DATA SUPPLIED
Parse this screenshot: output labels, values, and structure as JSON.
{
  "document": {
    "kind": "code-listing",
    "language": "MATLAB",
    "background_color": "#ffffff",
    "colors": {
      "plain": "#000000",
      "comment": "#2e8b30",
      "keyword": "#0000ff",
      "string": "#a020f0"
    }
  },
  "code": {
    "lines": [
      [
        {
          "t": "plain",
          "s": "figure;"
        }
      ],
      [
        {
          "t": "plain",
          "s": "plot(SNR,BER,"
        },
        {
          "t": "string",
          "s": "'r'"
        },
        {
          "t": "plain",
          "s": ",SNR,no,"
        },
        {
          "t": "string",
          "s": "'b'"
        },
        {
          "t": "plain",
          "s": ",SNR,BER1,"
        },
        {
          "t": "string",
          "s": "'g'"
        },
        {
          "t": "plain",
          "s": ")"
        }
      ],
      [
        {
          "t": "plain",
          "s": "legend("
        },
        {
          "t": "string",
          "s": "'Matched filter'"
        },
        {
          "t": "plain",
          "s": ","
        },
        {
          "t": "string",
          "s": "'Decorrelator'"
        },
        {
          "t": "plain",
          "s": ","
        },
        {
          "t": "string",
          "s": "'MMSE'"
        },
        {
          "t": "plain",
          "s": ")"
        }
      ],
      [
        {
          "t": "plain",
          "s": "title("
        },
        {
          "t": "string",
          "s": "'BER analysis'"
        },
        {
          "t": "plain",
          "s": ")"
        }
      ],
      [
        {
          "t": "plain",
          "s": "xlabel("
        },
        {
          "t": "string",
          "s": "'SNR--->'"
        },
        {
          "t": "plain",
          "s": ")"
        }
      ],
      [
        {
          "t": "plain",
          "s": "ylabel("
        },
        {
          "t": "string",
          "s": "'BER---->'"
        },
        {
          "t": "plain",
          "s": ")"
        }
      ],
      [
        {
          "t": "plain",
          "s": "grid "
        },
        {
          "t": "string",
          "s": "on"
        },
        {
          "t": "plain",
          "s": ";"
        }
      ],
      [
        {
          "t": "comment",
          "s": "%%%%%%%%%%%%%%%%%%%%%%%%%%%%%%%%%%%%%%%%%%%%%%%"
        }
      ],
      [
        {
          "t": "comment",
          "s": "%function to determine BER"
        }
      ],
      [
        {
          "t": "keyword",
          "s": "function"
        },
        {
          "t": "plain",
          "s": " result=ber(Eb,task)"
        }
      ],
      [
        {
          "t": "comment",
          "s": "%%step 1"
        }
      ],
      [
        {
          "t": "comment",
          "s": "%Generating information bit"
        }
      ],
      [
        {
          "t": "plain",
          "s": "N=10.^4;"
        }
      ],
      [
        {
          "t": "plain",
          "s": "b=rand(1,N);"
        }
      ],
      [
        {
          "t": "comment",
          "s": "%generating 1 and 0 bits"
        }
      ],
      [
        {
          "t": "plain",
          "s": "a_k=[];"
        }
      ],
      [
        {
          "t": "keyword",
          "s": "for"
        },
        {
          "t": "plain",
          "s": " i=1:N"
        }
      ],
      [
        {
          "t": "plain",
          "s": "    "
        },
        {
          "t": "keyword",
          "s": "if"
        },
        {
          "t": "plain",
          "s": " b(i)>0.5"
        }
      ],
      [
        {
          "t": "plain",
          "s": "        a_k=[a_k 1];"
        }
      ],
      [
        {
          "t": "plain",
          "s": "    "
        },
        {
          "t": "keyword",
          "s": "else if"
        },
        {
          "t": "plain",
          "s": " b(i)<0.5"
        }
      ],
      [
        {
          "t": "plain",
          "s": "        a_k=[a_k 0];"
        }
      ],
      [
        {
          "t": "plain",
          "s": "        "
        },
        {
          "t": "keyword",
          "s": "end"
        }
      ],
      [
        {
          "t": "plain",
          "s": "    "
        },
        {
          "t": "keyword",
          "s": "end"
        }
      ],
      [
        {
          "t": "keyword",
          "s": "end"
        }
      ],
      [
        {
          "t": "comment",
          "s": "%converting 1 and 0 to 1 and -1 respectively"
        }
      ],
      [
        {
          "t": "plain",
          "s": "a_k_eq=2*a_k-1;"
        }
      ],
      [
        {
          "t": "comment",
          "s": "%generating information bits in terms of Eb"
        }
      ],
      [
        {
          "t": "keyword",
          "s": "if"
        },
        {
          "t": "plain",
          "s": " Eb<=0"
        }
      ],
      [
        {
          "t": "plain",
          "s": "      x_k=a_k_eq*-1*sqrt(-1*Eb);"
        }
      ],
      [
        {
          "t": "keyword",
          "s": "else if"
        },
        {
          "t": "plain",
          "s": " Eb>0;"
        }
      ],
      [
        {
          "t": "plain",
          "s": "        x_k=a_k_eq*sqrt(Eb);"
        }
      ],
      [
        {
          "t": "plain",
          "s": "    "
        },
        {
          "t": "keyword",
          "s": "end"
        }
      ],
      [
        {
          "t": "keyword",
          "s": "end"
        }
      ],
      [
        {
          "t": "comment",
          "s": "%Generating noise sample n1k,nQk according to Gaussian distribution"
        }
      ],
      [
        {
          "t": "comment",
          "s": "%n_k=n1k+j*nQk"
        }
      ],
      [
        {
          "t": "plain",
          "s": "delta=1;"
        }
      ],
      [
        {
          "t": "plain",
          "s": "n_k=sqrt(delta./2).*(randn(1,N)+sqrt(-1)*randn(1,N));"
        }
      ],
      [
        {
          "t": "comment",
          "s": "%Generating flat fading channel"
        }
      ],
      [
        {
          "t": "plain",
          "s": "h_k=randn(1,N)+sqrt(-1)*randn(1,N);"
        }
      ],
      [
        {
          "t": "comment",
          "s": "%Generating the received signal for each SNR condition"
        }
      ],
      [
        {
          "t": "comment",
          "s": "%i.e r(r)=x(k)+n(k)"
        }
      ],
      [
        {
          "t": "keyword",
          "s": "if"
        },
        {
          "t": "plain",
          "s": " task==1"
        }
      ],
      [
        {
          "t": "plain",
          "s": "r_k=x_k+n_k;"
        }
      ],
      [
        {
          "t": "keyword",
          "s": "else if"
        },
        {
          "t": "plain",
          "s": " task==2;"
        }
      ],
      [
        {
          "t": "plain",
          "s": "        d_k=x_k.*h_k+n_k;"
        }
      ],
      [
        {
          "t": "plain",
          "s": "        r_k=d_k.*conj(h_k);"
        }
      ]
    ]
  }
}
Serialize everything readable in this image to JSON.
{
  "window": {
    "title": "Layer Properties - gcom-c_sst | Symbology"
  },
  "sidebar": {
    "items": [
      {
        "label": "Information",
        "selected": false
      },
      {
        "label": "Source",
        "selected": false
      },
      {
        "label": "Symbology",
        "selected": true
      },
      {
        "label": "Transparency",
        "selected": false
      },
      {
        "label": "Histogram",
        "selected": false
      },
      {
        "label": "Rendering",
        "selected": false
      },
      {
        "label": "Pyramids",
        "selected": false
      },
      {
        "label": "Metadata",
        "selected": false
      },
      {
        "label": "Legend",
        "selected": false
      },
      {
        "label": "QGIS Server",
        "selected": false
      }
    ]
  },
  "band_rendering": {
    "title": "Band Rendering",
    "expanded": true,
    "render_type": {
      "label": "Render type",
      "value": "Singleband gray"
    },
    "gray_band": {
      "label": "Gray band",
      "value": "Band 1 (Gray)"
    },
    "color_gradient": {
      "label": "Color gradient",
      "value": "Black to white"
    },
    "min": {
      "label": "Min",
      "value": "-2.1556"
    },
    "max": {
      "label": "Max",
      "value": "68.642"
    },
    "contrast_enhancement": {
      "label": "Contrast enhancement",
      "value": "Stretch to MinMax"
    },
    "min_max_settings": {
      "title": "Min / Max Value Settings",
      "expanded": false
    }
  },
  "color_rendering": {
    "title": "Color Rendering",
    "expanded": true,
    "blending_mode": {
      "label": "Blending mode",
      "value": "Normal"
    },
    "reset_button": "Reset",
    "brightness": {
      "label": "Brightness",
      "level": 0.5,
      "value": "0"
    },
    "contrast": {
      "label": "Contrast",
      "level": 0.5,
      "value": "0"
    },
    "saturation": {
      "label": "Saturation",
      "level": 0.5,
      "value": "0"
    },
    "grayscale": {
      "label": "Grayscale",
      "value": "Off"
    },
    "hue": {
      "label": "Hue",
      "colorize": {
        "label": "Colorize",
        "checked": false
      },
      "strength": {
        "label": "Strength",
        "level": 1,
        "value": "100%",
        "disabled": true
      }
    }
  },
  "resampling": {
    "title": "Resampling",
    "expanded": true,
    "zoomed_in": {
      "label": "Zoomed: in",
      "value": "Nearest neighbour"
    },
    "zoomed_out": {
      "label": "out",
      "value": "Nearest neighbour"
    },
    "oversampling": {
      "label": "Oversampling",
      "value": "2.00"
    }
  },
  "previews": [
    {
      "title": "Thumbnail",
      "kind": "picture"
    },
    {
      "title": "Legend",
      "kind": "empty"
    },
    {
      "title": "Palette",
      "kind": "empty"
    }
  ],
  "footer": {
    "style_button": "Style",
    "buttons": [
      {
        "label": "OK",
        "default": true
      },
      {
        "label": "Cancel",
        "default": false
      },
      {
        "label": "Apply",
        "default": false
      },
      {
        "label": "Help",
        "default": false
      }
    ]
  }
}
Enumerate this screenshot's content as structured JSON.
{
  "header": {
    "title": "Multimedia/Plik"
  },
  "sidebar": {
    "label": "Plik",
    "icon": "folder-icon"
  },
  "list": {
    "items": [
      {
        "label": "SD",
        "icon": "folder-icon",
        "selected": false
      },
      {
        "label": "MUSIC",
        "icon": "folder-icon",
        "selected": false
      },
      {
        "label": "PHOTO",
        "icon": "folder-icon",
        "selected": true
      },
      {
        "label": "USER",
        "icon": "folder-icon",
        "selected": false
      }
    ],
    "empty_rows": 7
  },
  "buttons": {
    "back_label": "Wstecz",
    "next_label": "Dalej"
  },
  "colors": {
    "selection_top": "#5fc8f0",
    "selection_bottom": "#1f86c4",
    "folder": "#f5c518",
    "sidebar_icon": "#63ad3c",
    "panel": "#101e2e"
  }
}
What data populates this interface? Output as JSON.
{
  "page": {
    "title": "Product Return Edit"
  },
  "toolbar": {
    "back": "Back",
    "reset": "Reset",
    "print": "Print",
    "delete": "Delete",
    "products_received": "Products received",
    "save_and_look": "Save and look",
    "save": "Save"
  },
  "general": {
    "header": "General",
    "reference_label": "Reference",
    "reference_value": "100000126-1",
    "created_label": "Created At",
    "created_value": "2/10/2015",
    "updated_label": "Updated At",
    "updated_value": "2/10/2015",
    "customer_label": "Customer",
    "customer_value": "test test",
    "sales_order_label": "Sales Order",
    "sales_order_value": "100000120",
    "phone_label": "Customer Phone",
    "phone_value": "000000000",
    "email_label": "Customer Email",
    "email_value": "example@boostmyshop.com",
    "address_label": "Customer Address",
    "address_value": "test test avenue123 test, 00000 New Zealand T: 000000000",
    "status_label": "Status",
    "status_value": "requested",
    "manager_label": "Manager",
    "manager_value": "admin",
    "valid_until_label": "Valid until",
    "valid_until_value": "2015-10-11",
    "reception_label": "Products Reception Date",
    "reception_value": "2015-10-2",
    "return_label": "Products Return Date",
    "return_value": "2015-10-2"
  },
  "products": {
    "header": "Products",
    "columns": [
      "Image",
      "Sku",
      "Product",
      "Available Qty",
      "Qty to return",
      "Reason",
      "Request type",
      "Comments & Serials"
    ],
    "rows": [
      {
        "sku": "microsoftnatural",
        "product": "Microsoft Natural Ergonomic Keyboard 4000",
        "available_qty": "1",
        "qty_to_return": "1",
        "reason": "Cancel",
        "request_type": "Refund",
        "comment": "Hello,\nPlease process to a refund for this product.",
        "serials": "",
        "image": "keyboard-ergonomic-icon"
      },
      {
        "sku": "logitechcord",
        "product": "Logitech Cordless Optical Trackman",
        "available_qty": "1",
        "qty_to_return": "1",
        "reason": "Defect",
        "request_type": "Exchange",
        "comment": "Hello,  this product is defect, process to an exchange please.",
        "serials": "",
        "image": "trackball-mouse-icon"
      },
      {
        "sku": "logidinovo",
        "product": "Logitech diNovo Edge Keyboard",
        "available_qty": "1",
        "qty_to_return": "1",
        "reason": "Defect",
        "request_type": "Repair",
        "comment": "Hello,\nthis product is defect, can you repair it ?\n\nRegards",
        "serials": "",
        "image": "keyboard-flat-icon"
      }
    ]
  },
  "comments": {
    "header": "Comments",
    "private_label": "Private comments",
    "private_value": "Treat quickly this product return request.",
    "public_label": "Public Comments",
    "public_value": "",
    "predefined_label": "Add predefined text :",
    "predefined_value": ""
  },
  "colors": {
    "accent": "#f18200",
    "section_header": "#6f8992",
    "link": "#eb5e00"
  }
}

WHAT IS BEING ASKED
Pick out each line in the material containing "delta".

COMPLETED TASK
          "s": "delta=1;"
          "s": "n_k=sqrt(delta./2).*(randn(1,N)+sqrt(-1)*randn(1,N));"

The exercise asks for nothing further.